>> Begin TASK INPUTS

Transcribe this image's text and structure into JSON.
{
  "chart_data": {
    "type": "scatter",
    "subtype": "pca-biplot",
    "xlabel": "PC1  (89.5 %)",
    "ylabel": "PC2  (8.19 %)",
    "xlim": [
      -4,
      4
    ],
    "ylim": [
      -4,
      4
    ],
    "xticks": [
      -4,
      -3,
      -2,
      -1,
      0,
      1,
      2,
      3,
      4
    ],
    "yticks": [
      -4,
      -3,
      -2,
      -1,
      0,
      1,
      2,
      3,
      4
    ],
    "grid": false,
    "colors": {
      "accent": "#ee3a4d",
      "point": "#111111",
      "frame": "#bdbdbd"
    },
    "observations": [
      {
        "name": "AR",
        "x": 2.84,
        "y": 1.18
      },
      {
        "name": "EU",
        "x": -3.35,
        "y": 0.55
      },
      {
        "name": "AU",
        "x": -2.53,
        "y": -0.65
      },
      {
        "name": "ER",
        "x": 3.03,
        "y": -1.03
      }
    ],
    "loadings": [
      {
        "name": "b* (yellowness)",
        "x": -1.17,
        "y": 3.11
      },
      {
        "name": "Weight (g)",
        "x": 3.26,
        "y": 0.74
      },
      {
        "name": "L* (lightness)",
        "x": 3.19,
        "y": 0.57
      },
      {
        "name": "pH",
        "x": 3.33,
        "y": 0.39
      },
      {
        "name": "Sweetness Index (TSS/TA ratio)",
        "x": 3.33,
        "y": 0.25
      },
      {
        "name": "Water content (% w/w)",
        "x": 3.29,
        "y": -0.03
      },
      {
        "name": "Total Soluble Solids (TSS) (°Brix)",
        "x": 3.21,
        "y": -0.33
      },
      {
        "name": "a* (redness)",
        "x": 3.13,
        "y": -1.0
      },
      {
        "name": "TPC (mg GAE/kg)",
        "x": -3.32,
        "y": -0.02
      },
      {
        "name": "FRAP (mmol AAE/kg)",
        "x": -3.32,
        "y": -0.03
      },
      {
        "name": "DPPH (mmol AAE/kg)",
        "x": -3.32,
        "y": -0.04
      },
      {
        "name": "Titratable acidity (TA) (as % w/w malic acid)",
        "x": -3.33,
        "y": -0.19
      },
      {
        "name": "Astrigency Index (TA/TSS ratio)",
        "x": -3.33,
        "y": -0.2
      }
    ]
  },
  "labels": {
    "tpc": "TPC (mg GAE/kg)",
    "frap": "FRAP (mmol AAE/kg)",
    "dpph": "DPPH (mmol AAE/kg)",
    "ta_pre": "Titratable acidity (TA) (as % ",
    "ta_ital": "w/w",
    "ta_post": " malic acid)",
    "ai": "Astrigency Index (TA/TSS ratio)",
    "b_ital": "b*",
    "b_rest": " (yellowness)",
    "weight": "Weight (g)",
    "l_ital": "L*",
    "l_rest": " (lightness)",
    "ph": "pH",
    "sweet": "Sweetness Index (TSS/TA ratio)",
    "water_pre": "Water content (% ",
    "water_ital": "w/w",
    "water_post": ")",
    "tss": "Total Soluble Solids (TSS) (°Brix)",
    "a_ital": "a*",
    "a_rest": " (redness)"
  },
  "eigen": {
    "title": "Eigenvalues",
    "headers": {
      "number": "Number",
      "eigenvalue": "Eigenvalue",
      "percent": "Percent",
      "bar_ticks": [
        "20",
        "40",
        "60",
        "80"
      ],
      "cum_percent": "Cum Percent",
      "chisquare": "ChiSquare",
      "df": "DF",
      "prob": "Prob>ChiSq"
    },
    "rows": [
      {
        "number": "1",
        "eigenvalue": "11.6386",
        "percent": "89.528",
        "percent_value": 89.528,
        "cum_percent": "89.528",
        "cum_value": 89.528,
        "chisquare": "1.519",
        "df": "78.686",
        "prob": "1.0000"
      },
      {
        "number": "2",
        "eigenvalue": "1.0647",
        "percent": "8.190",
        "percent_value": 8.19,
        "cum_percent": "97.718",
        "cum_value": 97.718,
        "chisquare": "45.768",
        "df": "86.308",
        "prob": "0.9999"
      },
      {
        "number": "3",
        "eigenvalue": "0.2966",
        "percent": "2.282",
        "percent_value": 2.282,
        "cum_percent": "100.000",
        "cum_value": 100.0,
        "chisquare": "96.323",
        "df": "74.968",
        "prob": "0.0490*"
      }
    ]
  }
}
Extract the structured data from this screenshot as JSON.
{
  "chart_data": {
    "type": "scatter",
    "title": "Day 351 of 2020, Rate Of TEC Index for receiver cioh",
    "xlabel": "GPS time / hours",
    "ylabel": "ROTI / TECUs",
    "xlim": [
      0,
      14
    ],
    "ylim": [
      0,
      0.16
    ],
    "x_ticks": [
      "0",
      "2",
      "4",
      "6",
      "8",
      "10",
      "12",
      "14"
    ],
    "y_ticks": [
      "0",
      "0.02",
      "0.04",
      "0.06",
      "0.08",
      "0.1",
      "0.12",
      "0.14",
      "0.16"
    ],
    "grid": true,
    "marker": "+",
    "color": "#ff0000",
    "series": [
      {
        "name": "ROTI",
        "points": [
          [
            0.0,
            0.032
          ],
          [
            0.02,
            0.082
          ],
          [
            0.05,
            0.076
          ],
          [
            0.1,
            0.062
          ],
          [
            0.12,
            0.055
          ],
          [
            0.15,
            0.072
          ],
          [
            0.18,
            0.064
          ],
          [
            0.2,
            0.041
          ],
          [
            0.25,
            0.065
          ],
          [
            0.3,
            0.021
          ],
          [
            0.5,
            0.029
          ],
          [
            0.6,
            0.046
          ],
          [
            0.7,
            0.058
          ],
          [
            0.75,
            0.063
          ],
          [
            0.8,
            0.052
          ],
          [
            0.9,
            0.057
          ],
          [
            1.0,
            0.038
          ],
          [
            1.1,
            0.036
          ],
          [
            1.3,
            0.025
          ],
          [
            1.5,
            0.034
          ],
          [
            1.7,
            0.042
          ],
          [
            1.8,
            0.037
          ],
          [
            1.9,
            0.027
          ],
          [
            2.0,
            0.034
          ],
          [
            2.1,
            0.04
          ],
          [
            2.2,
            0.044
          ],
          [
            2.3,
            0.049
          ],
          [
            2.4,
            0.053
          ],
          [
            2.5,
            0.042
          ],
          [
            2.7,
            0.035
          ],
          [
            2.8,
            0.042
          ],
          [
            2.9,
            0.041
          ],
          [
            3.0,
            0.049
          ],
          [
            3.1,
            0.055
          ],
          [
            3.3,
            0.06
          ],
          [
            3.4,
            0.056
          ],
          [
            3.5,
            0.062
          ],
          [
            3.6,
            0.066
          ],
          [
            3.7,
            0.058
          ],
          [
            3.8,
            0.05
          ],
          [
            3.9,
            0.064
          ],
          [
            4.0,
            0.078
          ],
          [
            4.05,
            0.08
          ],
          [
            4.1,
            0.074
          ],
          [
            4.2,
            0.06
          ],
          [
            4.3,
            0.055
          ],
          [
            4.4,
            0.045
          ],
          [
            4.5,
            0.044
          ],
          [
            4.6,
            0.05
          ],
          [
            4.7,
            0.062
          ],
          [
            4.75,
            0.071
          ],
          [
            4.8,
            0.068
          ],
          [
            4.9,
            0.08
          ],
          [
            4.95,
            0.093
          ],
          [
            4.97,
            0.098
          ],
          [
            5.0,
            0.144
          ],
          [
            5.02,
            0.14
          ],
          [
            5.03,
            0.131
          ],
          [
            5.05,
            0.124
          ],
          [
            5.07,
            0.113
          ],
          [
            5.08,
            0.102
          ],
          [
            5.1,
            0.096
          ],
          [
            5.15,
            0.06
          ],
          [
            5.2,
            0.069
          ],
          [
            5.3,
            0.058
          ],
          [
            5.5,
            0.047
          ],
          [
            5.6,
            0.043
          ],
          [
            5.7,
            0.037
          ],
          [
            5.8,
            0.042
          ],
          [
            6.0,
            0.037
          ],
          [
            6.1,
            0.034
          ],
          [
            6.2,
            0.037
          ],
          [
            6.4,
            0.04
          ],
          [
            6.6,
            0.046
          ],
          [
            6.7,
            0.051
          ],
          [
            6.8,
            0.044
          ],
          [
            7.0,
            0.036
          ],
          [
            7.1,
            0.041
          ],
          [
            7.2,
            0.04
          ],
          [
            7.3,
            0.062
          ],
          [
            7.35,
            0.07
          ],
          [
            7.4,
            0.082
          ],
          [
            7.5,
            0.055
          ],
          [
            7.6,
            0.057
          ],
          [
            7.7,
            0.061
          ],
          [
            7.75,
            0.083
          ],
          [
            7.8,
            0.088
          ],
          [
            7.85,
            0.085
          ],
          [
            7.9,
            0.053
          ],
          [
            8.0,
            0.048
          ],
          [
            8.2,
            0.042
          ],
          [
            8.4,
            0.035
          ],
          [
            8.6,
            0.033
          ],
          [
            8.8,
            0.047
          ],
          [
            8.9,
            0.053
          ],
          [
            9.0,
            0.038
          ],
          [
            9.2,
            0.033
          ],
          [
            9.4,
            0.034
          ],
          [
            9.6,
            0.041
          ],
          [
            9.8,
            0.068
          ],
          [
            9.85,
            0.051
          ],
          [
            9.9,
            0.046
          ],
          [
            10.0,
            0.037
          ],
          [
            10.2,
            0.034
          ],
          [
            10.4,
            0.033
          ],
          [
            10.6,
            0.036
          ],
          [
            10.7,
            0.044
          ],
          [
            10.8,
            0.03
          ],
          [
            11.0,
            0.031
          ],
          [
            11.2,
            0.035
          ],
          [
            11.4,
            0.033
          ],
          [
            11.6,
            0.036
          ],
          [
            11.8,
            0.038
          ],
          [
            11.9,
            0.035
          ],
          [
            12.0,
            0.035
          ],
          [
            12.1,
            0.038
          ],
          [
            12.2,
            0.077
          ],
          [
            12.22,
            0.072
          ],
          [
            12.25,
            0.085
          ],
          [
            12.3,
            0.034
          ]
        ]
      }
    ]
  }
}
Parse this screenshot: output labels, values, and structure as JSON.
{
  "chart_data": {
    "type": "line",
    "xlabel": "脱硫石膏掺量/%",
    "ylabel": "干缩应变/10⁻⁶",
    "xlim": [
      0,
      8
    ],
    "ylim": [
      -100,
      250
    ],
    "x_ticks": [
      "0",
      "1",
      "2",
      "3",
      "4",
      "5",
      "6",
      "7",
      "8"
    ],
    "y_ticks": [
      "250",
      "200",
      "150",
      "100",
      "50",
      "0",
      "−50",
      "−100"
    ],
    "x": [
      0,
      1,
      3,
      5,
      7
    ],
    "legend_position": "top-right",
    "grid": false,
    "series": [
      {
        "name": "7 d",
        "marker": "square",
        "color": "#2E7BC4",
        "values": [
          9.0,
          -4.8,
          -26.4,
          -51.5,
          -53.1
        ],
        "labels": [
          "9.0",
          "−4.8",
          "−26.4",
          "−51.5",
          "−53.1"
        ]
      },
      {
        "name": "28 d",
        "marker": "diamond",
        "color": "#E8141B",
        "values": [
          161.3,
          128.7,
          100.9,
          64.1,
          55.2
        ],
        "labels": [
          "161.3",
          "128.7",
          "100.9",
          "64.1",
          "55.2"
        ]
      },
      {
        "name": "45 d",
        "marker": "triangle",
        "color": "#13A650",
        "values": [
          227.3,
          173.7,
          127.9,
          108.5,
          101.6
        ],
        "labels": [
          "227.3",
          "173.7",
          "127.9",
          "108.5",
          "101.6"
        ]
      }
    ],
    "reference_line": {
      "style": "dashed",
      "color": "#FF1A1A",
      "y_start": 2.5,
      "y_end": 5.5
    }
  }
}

>> End TASK INPUTS

PROBLEM TO WORK ON: Find the string "marker" in the records, then copy each line where it occurs.

EXPECTED ANSWER:
    "marker": "+",
        "marker": "square",
        "marker": "diamond",
        "marker": "triangle",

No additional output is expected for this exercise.